Problem details >> Leave the pictures out and print every record below exactly as it stands.
::::
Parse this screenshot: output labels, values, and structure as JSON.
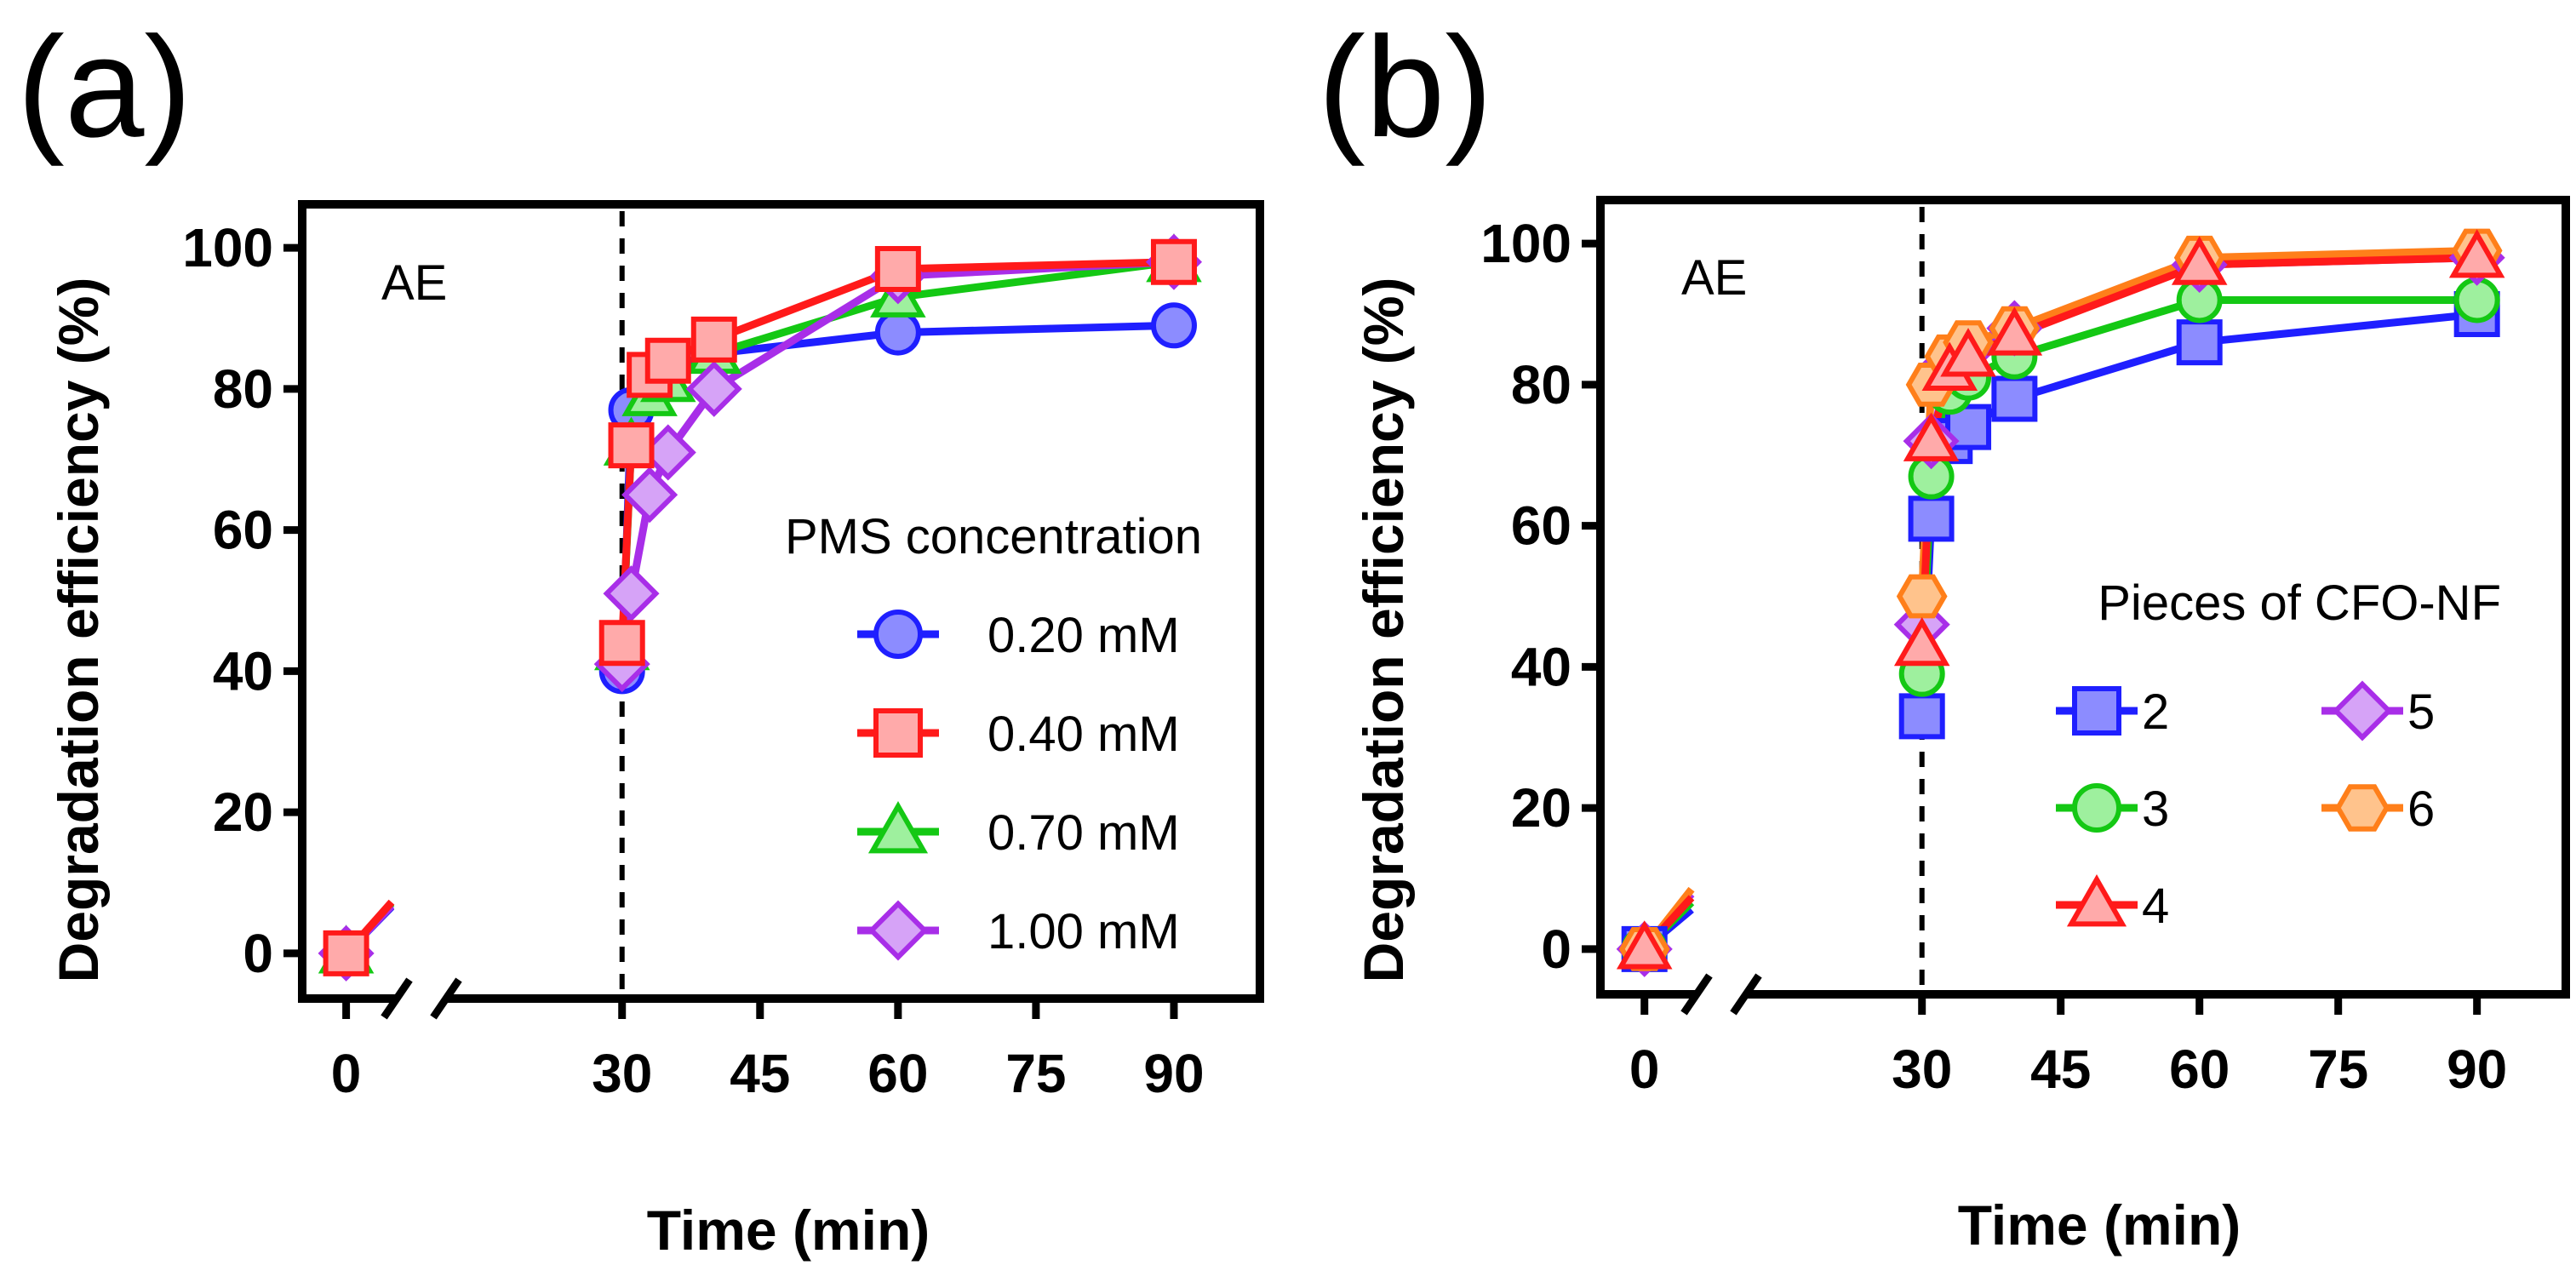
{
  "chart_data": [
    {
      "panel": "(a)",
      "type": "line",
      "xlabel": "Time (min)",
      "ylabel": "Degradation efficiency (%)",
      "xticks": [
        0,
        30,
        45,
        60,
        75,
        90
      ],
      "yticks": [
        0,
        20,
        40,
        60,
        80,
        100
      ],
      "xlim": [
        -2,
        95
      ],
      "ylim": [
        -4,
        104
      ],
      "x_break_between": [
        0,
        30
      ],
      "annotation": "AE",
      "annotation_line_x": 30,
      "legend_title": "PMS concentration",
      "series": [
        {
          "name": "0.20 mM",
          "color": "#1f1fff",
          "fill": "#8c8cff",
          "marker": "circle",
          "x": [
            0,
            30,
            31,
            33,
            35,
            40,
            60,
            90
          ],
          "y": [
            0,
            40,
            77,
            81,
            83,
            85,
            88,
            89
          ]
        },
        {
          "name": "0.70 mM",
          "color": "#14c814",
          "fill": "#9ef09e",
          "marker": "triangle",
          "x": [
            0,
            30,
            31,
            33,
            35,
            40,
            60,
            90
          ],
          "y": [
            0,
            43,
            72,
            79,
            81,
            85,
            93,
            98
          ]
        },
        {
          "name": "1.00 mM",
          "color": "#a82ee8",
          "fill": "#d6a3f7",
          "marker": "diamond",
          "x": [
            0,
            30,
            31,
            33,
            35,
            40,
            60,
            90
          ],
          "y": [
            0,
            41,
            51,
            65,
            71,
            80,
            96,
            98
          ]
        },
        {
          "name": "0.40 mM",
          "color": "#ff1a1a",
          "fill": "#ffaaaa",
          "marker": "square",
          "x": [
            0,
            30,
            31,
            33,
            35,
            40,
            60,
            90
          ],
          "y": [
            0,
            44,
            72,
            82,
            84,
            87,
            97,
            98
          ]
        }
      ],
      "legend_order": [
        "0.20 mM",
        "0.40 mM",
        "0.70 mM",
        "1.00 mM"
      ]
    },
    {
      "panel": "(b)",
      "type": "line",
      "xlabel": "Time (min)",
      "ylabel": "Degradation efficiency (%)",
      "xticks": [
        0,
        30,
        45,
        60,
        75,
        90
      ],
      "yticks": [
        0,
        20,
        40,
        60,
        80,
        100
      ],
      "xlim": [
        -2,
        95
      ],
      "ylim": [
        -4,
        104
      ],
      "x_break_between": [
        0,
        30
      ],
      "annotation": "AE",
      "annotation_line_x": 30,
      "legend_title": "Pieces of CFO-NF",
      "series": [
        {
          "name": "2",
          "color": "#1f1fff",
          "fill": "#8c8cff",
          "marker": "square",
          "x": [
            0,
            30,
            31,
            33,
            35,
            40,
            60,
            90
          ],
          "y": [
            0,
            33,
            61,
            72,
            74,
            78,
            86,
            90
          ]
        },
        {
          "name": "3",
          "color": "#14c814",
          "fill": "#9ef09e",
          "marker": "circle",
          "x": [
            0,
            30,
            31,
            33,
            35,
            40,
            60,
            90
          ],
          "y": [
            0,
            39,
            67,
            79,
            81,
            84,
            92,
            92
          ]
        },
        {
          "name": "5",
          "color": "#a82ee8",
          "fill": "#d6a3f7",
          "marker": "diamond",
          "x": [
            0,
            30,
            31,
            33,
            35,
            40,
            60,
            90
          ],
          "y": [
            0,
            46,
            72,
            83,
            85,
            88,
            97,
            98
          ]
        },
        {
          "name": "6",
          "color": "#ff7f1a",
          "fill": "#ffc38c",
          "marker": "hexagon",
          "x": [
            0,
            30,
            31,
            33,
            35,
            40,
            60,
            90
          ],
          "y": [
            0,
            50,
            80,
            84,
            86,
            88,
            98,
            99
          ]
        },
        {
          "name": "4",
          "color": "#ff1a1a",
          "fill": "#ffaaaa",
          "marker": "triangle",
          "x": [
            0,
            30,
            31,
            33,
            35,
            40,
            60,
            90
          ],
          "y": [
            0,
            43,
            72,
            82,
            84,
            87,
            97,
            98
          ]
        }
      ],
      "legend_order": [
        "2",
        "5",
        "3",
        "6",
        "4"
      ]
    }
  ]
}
::::
Written response >>
Parse this screenshot: output labels, values, and structure as JSON.
{
  "chart_data": [
    {
      "panel": "(a)",
      "type": "line",
      "xlabel": "Time (min)",
      "ylabel": "Degradation efficiency (%)",
      "xticks": [
        0,
        30,
        45,
        60,
        75,
        90
      ],
      "yticks": [
        0,
        20,
        40,
        60,
        80,
        100
      ],
      "xlim": [
        -2,
        95
      ],
      "ylim": [
        -4,
        104
      ],
      "x_break_between": [
        0,
        30
      ],
      "annotation": "AE",
      "annotation_line_x": 30,
      "legend_title": "PMS concentration",
      "series": [
        {
          "name": "0.20 mM",
          "color": "#1f1fff",
          "fill": "#8c8cff",
          "marker": "circle",
          "x": [
            0,
            30,
            31,
            33,
            35,
            40,
            60,
            90
          ],
          "y": [
            0,
            40,
            77,
            81,
            83,
            85,
            88,
            89
          ]
        },
        {
          "name": "0.70 mM",
          "color": "#14c814",
          "fill": "#9ef09e",
          "marker": "triangle",
          "x": [
            0,
            30,
            31,
            33,
            35,
            40,
            60,
            90
          ],
          "y": [
            0,
            43,
            72,
            79,
            81,
            85,
            93,
            98
          ]
        },
        {
          "name": "1.00 mM",
          "color": "#a82ee8",
          "fill": "#d6a3f7",
          "marker": "diamond",
          "x": [
            0,
            30,
            31,
            33,
            35,
            40,
            60,
            90
          ],
          "y": [
            0,
            41,
            51,
            65,
            71,
            80,
            96,
            98
          ]
        },
        {
          "name": "0.40 mM",
          "color": "#ff1a1a",
          "fill": "#ffaaaa",
          "marker": "square",
          "x": [
            0,
            30,
            31,
            33,
            35,
            40,
            60,
            90
          ],
          "y": [
            0,
            44,
            72,
            82,
            84,
            87,
            97,
            98
          ]
        }
      ],
      "legend_order": [
        "0.20 mM",
        "0.40 mM",
        "0.70 mM",
        "1.00 mM"
      ]
    },
    {
      "panel": "(b)",
      "type": "line",
      "xlabel": "Time (min)",
      "ylabel": "Degradation efficiency (%)",
      "xticks": [
        0,
        30,
        45,
        60,
        75,
        90
      ],
      "yticks": [
        0,
        20,
        40,
        60,
        80,
        100
      ],
      "xlim": [
        -2,
        95
      ],
      "ylim": [
        -4,
        104
      ],
      "x_break_between": [
        0,
        30
      ],
      "annotation": "AE",
      "annotation_line_x": 30,
      "legend_title": "Pieces of CFO-NF",
      "series": [
        {
          "name": "2",
          "color": "#1f1fff",
          "fill": "#8c8cff",
          "marker": "square",
          "x": [
            0,
            30,
            31,
            33,
            35,
            40,
            60,
            90
          ],
          "y": [
            0,
            33,
            61,
            72,
            74,
            78,
            86,
            90
          ]
        },
        {
          "name": "3",
          "color": "#14c814",
          "fill": "#9ef09e",
          "marker": "circle",
          "x": [
            0,
            30,
            31,
            33,
            35,
            40,
            60,
            90
          ],
          "y": [
            0,
            39,
            67,
            79,
            81,
            84,
            92,
            92
          ]
        },
        {
          "name": "5",
          "color": "#a82ee8",
          "fill": "#d6a3f7",
          "marker": "diamond",
          "x": [
            0,
            30,
            31,
            33,
            35,
            40,
            60,
            90
          ],
          "y": [
            0,
            46,
            72,
            83,
            85,
            88,
            97,
            98
          ]
        },
        {
          "name": "6",
          "color": "#ff7f1a",
          "fill": "#ffc38c",
          "marker": "hexagon",
          "x": [
            0,
            30,
            31,
            33,
            35,
            40,
            60,
            90
          ],
          "y": [
            0,
            50,
            80,
            84,
            86,
            88,
            98,
            99
          ]
        },
        {
          "name": "4",
          "color": "#ff1a1a",
          "fill": "#ffaaaa",
          "marker": "triangle",
          "x": [
            0,
            30,
            31,
            33,
            35,
            40,
            60,
            90
          ],
          "y": [
            0,
            43,
            72,
            82,
            84,
            87,
            97,
            98
          ]
        }
      ],
      "legend_order": [
        "2",
        "5",
        "3",
        "6",
        "4"
      ]
    }
  ]
}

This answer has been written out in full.